• Data provided
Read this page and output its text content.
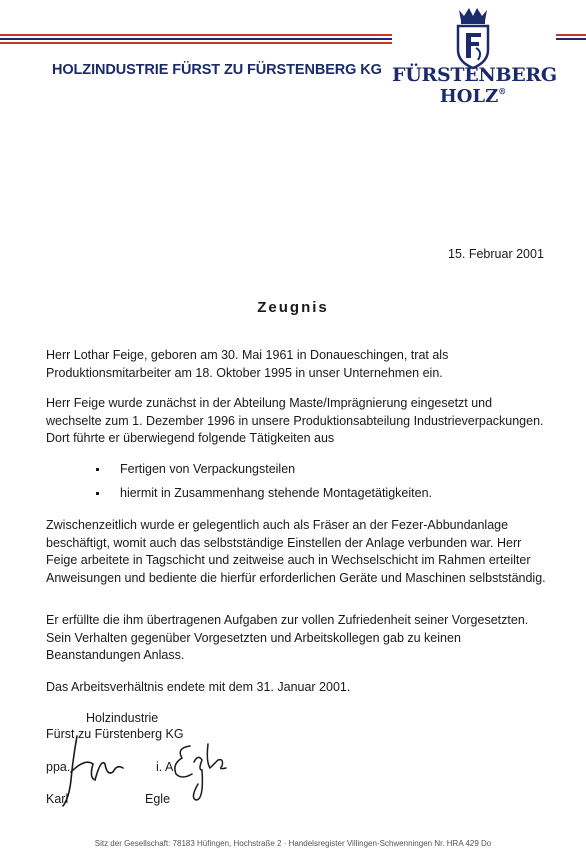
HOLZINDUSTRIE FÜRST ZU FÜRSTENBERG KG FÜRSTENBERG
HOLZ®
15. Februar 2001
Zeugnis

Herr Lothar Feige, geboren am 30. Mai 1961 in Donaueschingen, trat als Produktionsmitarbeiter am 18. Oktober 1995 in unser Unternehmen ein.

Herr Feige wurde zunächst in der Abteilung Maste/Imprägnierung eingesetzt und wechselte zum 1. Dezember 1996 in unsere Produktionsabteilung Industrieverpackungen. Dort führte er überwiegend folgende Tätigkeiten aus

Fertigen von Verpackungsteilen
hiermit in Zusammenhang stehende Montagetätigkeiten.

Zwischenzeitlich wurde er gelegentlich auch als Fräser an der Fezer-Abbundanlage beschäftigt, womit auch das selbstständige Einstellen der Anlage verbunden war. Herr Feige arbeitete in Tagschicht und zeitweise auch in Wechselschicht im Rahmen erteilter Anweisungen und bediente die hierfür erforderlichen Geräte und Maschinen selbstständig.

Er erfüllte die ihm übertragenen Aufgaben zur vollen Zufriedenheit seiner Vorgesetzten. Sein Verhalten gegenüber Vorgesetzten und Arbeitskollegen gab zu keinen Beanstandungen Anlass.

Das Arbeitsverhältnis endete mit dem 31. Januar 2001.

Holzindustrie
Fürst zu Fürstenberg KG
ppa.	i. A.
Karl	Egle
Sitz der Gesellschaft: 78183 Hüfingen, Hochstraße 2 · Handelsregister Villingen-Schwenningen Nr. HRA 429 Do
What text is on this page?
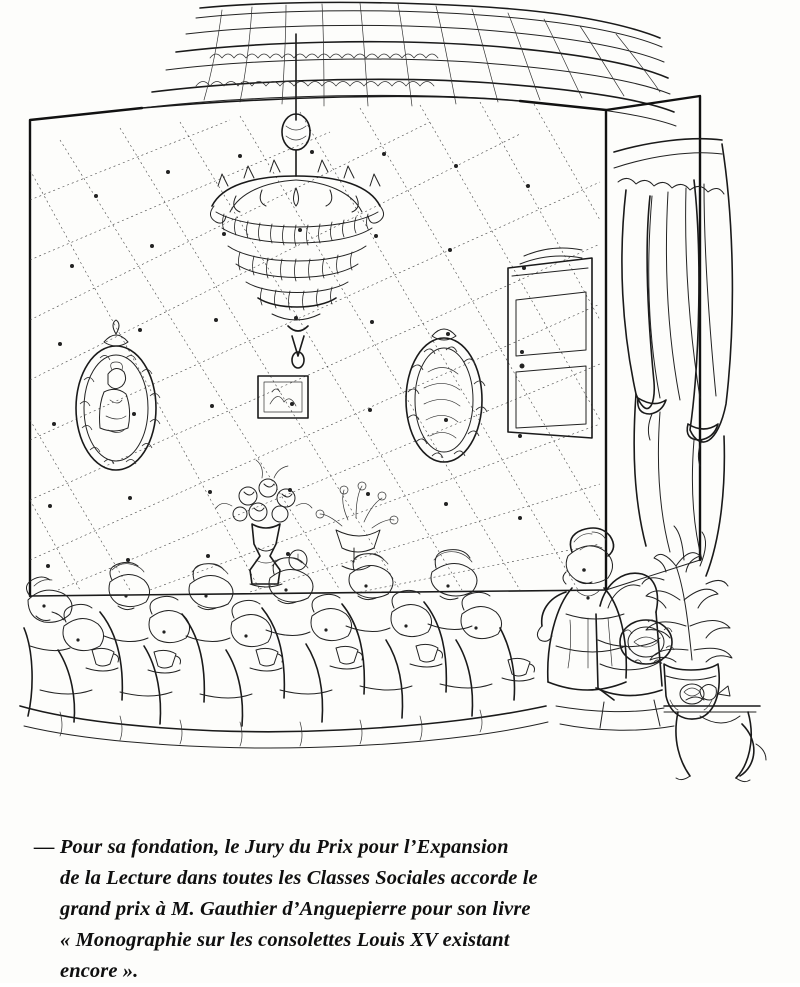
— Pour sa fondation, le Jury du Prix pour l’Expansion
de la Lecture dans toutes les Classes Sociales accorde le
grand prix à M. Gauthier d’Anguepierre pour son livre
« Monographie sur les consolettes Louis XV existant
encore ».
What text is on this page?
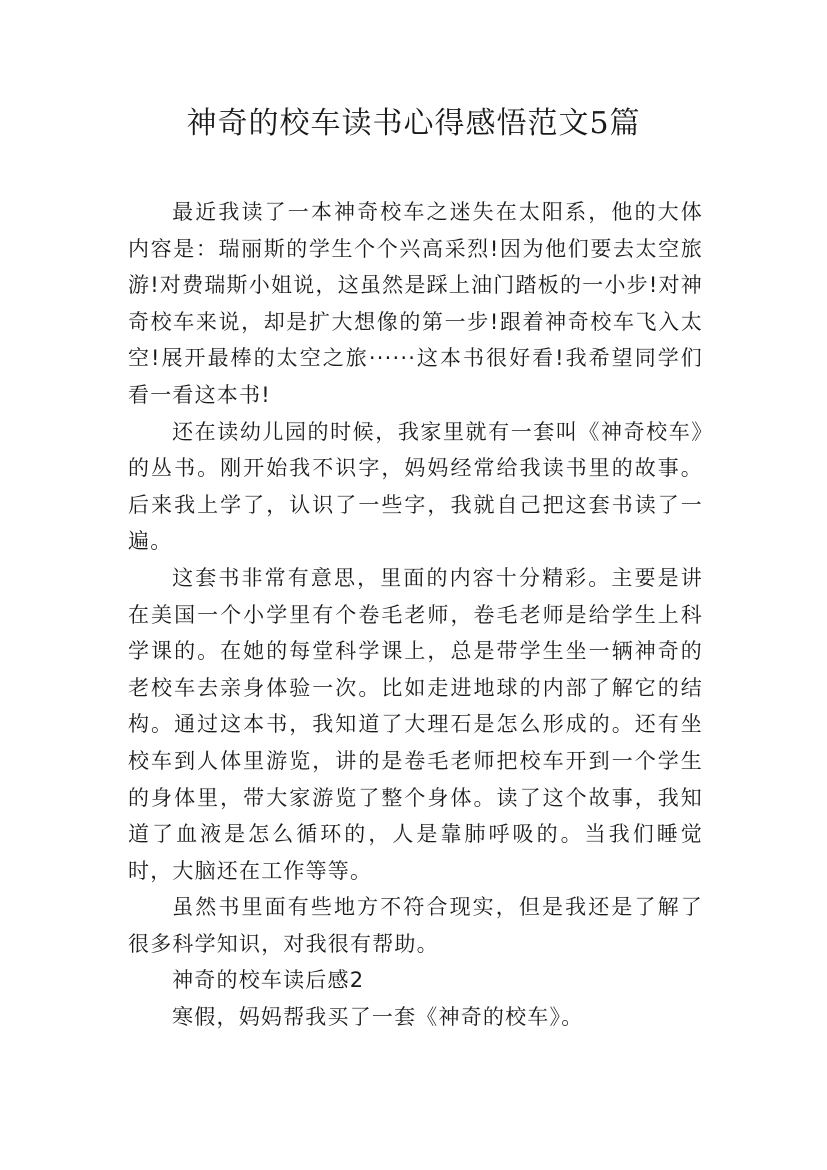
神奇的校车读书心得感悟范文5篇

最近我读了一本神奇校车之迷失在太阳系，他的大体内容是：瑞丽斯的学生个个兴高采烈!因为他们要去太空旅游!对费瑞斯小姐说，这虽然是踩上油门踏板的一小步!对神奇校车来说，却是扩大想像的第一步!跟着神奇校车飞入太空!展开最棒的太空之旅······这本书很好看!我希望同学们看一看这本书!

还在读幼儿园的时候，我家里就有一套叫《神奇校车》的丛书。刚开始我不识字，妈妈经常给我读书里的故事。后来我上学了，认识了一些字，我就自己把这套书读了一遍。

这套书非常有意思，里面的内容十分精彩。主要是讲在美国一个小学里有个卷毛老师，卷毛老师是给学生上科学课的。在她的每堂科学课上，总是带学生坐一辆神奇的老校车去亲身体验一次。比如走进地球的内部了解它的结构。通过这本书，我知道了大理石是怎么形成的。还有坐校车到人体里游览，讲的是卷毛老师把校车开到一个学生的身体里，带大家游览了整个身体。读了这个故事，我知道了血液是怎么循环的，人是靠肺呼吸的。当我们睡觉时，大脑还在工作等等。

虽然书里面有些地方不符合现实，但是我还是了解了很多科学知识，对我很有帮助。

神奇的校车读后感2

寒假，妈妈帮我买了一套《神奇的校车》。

==

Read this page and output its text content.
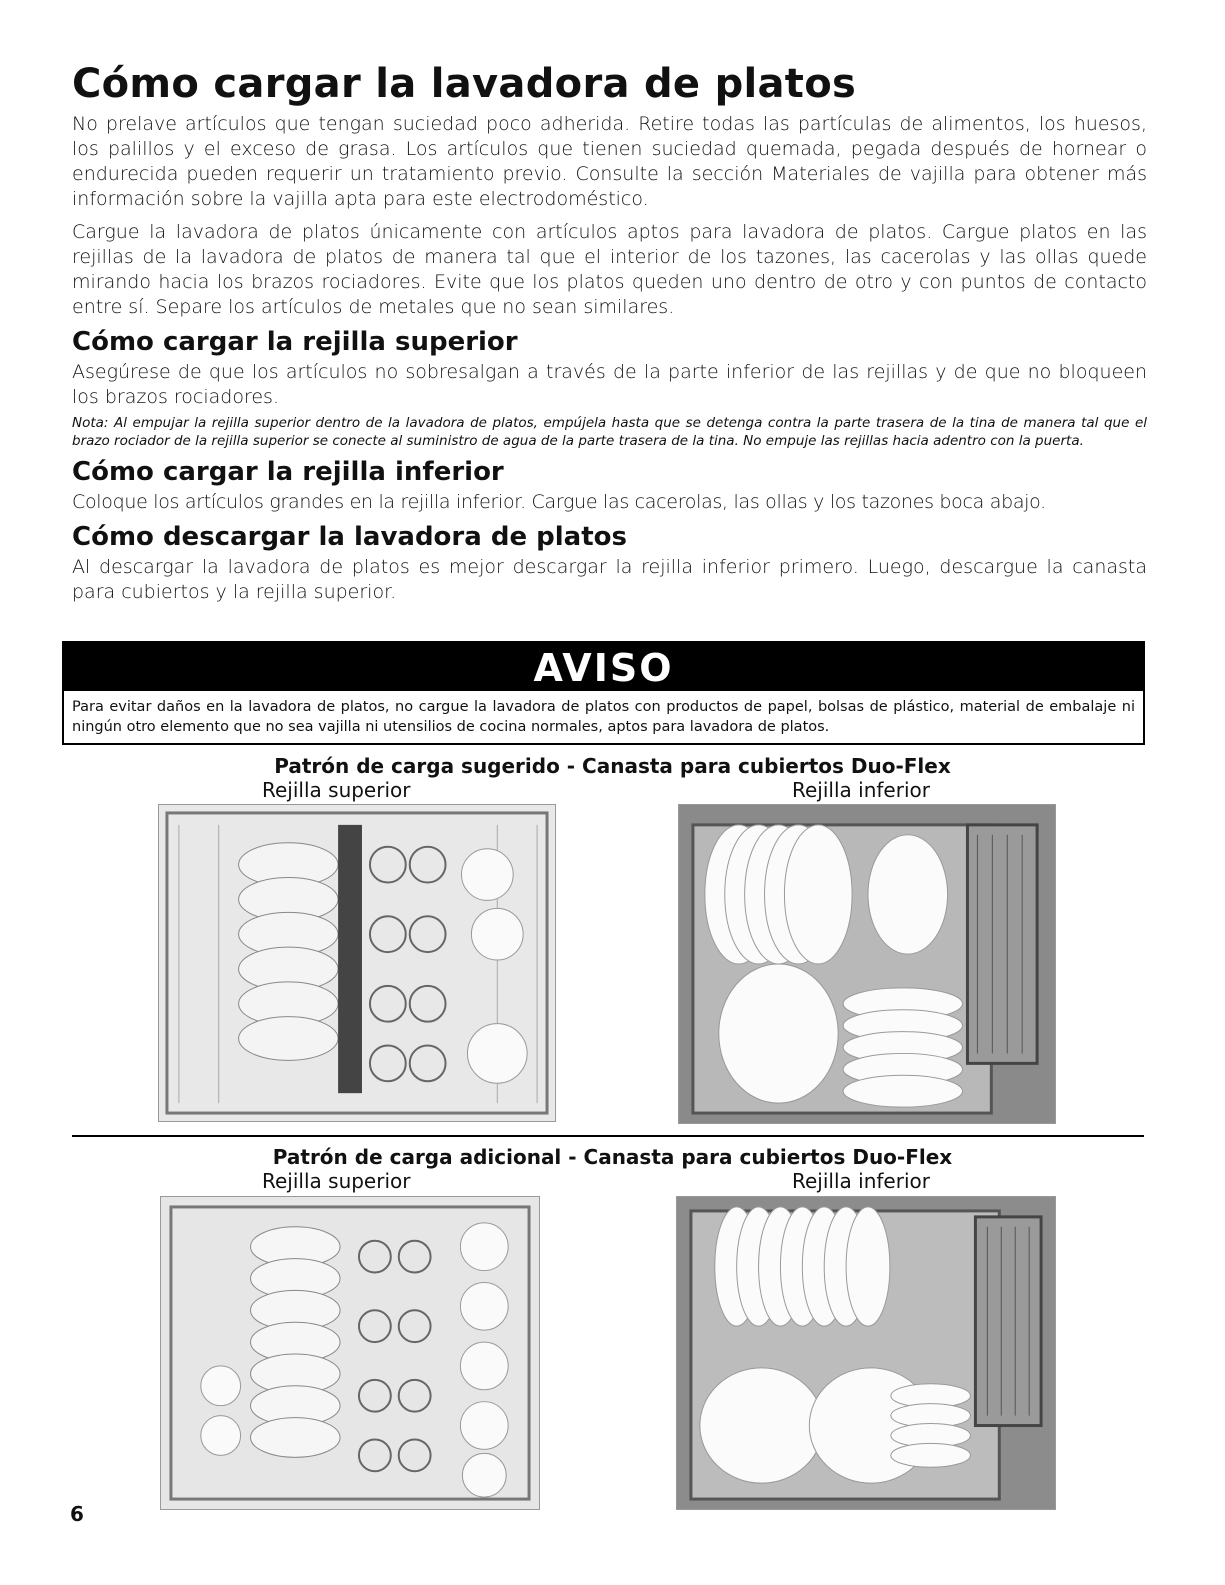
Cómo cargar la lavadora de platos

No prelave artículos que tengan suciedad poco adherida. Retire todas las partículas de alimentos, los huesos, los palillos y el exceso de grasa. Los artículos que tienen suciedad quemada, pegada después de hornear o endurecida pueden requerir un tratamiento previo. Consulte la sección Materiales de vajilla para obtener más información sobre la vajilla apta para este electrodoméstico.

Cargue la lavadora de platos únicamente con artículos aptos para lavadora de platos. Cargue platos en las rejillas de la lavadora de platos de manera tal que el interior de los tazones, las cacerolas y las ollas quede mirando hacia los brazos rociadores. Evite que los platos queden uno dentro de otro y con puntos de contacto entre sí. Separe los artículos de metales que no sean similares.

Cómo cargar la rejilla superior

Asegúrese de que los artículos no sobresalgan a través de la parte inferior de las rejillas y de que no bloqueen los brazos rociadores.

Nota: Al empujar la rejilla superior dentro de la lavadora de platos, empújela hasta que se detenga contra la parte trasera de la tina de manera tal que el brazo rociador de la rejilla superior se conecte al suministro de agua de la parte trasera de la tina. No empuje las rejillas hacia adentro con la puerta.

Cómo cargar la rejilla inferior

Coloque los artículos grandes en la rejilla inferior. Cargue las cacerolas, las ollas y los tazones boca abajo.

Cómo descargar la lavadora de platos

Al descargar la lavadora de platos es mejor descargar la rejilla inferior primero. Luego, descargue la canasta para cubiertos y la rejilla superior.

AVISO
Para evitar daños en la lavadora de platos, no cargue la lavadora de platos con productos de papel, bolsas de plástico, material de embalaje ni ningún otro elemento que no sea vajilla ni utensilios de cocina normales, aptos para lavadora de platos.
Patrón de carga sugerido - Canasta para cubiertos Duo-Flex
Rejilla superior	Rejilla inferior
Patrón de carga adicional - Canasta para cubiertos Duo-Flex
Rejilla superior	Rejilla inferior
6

• Problem description
In the material above, show every line where the word "Patrón" turns up.

• Response to the exercise
Patrón de carga sugerido - Canasta para cubiertos Duo-Flex
Patrón de carga adicional - Canasta para cubiertos Duo-Flex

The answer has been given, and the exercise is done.